▸ **What to do**:
Write the listing below out again exactly, dropping the images.

▸ **Extracted entries**:
________

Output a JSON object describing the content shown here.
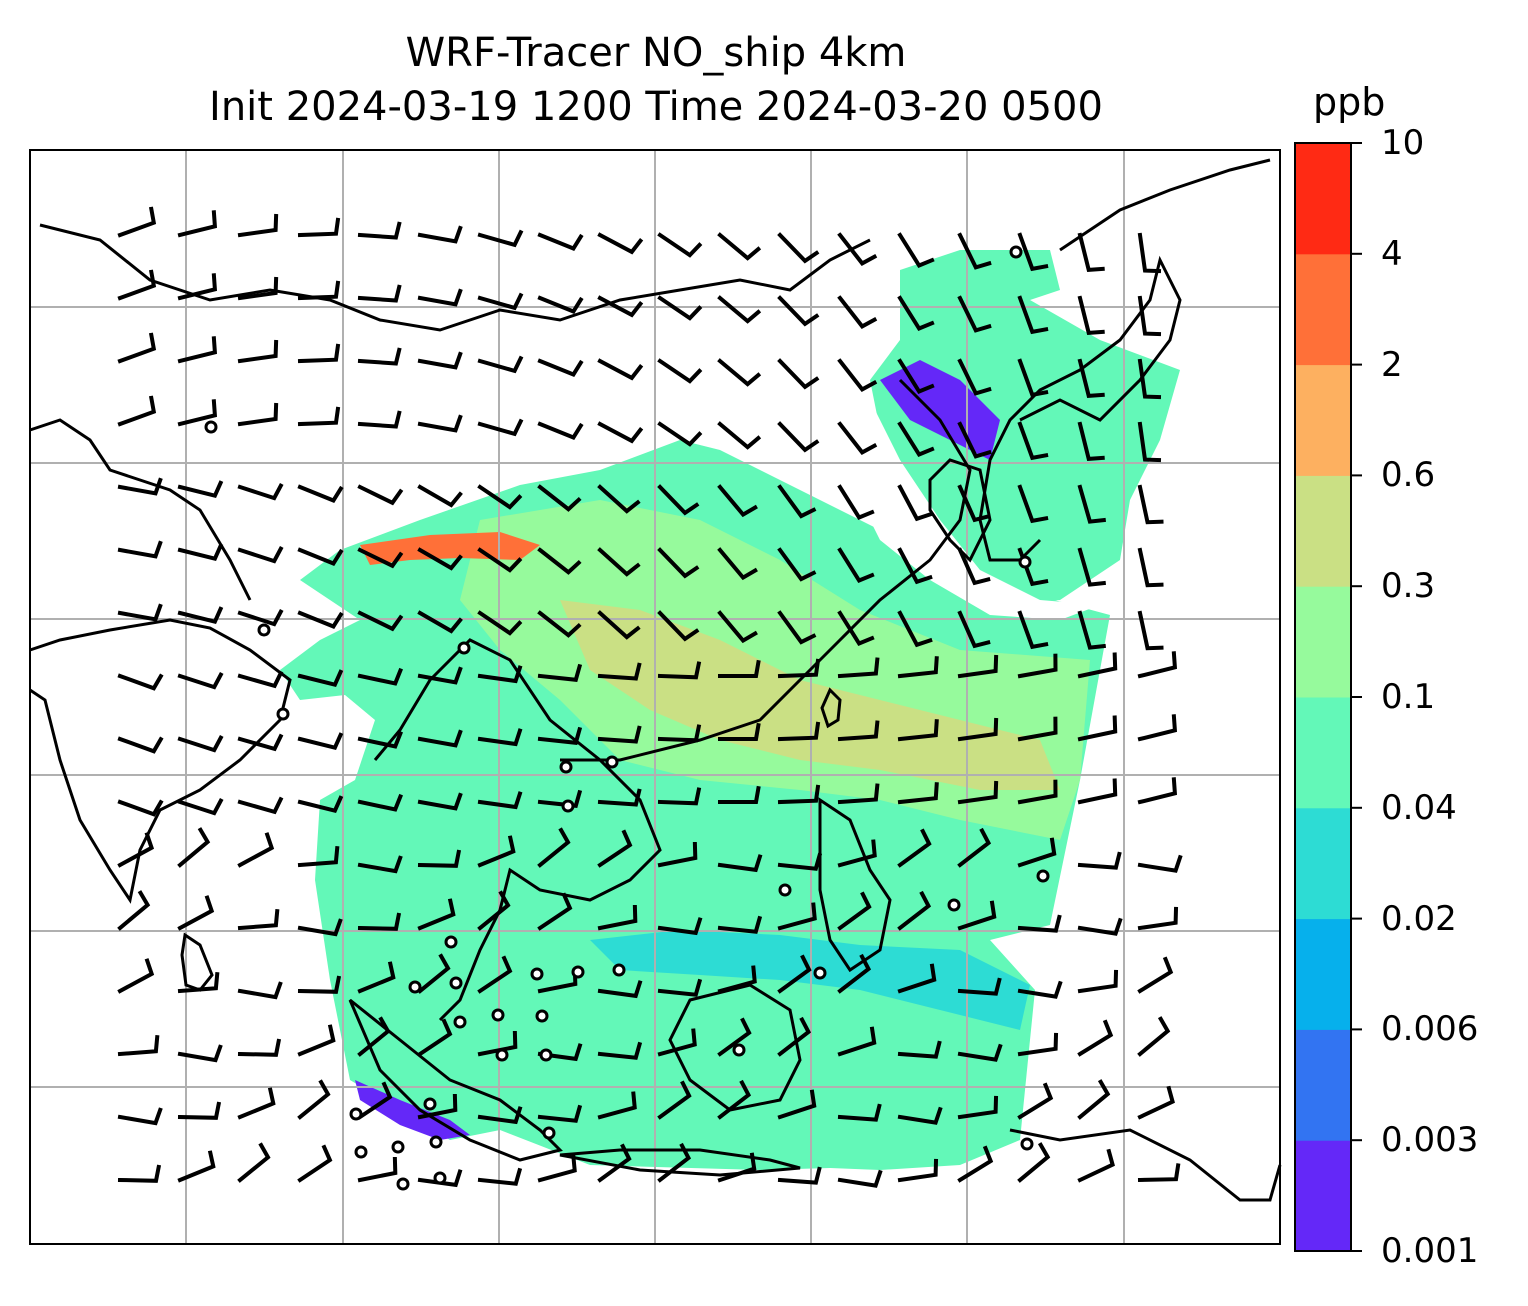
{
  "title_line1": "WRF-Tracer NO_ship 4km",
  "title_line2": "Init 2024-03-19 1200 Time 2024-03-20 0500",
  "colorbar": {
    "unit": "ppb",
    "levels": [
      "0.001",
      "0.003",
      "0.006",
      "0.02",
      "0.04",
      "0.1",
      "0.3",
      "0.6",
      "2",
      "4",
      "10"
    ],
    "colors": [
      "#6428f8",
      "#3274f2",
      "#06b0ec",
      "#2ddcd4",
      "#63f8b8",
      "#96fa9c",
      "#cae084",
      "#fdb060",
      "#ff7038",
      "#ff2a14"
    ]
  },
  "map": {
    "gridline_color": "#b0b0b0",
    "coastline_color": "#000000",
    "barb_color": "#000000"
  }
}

________

▸ **Written response**:
Output a JSON object describing the content shown here.
{
  "title_line1": "WRF-Tracer NO_ship 4km",
  "title_line2": "Init 2024-03-19 1200 Time 2024-03-20 0500",
  "colorbar": {
    "unit": "ppb",
    "levels": [
      "0.001",
      "0.003",
      "0.006",
      "0.02",
      "0.04",
      "0.1",
      "0.3",
      "0.6",
      "2",
      "4",
      "10"
    ],
    "colors": [
      "#6428f8",
      "#3274f2",
      "#06b0ec",
      "#2ddcd4",
      "#63f8b8",
      "#96fa9c",
      "#cae084",
      "#fdb060",
      "#ff7038",
      "#ff2a14"
    ]
  },
  "map": {
    "gridline_color": "#b0b0b0",
    "coastline_color": "#000000",
    "barb_color": "#000000"
  }
}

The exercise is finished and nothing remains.